- **Objective**
Set down each record exactly as written.

- **Data shown**
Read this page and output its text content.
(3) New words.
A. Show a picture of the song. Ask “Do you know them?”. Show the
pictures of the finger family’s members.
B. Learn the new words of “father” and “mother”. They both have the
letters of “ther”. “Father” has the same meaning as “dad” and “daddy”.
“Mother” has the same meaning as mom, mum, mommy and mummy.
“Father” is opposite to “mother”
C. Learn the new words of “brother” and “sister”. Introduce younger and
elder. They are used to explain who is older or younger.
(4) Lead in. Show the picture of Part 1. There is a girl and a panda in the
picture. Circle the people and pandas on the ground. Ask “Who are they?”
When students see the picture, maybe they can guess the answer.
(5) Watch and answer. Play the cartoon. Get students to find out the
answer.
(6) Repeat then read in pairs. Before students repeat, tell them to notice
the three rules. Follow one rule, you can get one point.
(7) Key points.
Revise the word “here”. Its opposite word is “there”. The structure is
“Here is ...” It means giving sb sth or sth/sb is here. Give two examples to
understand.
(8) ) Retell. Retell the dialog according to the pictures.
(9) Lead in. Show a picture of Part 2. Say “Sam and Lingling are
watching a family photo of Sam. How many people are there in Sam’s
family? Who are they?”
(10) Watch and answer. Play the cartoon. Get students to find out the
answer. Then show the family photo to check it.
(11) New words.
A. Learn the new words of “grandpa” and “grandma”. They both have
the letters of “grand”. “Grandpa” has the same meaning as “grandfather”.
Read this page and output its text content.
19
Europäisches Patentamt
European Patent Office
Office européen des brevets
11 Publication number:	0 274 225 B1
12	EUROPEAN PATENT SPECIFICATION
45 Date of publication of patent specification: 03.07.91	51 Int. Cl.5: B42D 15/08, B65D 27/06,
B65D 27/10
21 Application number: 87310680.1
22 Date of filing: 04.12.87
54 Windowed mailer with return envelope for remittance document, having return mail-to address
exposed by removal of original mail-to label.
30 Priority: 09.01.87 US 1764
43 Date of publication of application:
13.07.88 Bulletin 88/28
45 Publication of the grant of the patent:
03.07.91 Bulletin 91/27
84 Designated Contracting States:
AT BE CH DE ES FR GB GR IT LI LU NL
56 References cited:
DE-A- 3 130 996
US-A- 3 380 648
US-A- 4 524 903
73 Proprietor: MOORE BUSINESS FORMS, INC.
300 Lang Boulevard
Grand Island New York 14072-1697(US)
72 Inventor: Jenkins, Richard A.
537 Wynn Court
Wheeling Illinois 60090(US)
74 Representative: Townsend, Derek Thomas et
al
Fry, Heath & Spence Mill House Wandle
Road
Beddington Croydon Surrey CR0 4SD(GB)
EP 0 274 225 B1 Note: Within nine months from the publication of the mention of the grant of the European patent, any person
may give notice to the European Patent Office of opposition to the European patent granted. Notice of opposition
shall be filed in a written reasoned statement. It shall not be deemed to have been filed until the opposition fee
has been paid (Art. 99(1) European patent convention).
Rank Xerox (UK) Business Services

- **Answer to this exercise**
Read this page and output its text content.
(3) New words.
A. Show a picture of the song. Ask “Do you know them?”. Show the
pictures of the finger family’s members.
B. Learn the new words of “father” and “mother”. They both have the
letters of “ther”. “Father” has the same meaning as “dad” and “daddy”.
“Mother” has the same meaning as mom, mum, mommy and mummy.
“Father” is opposite to “mother”
C. Learn the new words of “brother” and “sister”. Introduce younger and
elder. They are used to explain who is older or younger.
(4) Lead in. Show the picture of Part 1. There is a girl and a panda in the
picture. Circle the people and pandas on the ground. Ask “Who are they?”
When students see the picture, maybe they can guess the answer.
(5) Watch and answer. Play the cartoon. Get students to find out the
answer.
(6) Repeat then read in pairs. Before students repeat, tell them to notice
the three rules. Follow one rule, you can get one point.
(7) Key points.
Revise the word “here”. Its opposite word is “there”. The structure is
“Here is ...” It means giving sb sth or sth/sb is here. Give two examples to
understand.
(8) ) Retell. Retell the dialog according to the pictures.
(9) Lead in. Show a picture of Part 2. Say “Sam and Lingling are
watching a family photo of Sam. How many people are there in Sam’s
family? Who are they?”
(10) Watch and answer. Play the cartoon. Get students to find out the
answer. Then show the family photo to check it.
(11) New words.
A. Learn the new words of “grandpa” and “grandma”. They both have
the letters of “grand”. “Grandpa” has the same meaning as “grandfather”.
Read this page and output its text content.
19
Europäisches Patentamt
European Patent Office
Office européen des brevets
11 Publication number:	0 274 225 B1
12	EUROPEAN PATENT SPECIFICATION
45 Date of publication of patent specification: 03.07.91	51 Int. Cl.5: B42D 15/08, B65D 27/06,
B65D 27/10
21 Application number: 87310680.1
22 Date of filing: 04.12.87
54 Windowed mailer with return envelope for remittance document, having return mail-to address
exposed by removal of original mail-to label.
30 Priority: 09.01.87 US 1764
43 Date of publication of application:
13.07.88 Bulletin 88/28
45 Publication of the grant of the patent:
03.07.91 Bulletin 91/27
84 Designated Contracting States:
AT BE CH DE ES FR GB GR IT LI LU NL
56 References cited:
DE-A- 3 130 996
US-A- 3 380 648
US-A- 4 524 903
73 Proprietor: MOORE BUSINESS FORMS, INC.
300 Lang Boulevard
Grand Island New York 14072-1697(US)
72 Inventor: Jenkins, Richard A.
537 Wynn Court
Wheeling Illinois 60090(US)
74 Representative: Townsend, Derek Thomas et
al
Fry, Heath & Spence Mill House Wandle
Road
Beddington Croydon Surrey CR0 4SD(GB)
EP 0 274 225 B1 Note: Within nine months from the publication of the mention of the grant of the European patent, any person
may give notice to the European Patent Office of opposition to the European patent granted. Notice of opposition
shall be filed in a written reasoned statement. It shall not be deemed to have been filed until the opposition fee
has been paid (Art. 99(1) European patent convention).
Rank Xerox (UK) Business Services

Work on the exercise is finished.